begin Given data

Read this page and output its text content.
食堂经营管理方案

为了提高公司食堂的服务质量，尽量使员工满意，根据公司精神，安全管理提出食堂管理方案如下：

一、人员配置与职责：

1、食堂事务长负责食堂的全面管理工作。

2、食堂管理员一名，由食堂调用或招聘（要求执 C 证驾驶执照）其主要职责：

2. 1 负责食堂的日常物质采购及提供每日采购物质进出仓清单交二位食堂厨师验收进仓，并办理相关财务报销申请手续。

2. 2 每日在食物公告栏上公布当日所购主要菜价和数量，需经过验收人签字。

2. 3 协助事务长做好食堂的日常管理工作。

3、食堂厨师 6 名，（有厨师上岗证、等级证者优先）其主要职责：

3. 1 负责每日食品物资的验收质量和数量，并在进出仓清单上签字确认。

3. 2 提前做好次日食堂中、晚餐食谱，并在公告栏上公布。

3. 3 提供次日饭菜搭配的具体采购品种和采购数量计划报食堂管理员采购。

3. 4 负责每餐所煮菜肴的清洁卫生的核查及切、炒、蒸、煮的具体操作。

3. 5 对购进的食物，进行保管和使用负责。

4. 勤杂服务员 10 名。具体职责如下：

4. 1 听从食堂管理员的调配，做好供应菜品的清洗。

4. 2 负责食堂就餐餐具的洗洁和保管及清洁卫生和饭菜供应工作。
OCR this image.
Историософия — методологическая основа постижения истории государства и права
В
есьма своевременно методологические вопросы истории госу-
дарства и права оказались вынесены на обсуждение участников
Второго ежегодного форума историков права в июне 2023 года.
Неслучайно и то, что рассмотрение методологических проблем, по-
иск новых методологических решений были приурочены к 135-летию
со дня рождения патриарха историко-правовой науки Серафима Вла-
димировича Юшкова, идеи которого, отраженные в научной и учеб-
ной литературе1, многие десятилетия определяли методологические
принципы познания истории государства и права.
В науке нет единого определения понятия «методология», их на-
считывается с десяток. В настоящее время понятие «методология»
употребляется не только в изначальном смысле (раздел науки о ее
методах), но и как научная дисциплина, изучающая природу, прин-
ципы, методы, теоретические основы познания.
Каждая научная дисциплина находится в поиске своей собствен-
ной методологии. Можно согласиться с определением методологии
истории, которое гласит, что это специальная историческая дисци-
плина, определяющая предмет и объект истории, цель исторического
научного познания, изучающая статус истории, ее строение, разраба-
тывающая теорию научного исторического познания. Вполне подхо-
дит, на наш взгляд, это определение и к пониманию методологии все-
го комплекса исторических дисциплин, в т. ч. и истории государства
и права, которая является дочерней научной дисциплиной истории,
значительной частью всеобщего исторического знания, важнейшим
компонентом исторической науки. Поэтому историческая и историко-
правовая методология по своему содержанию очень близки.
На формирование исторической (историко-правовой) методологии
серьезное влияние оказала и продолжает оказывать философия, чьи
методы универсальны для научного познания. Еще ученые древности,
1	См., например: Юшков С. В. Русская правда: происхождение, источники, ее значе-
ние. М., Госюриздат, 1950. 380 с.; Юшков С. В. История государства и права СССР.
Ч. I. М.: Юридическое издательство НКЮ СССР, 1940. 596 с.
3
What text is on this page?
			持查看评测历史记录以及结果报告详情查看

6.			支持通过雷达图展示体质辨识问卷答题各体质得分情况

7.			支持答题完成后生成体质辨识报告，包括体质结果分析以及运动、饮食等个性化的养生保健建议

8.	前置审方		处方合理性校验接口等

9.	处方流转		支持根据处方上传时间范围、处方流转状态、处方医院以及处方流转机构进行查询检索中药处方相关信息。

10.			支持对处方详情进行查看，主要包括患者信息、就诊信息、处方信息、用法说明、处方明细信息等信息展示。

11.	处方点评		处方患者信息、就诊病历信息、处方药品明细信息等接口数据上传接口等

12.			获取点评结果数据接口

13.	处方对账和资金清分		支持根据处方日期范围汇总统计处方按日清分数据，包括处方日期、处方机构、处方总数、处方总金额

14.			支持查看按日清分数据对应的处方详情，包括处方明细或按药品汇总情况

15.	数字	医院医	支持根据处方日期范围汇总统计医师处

end Given data

Directions for this task:
For this exercise, gather every line of the data that contains the word "познания".

Task solution:
принципы познания истории государства и права.
ципы, методы, теоретические основы познания.
научного познания, изучающая статус истории, ее строение, разраба-
тывающая теорию научного исторического познания. Вполне подхо-
методы универсальны для научного познания. Еще ученые древности,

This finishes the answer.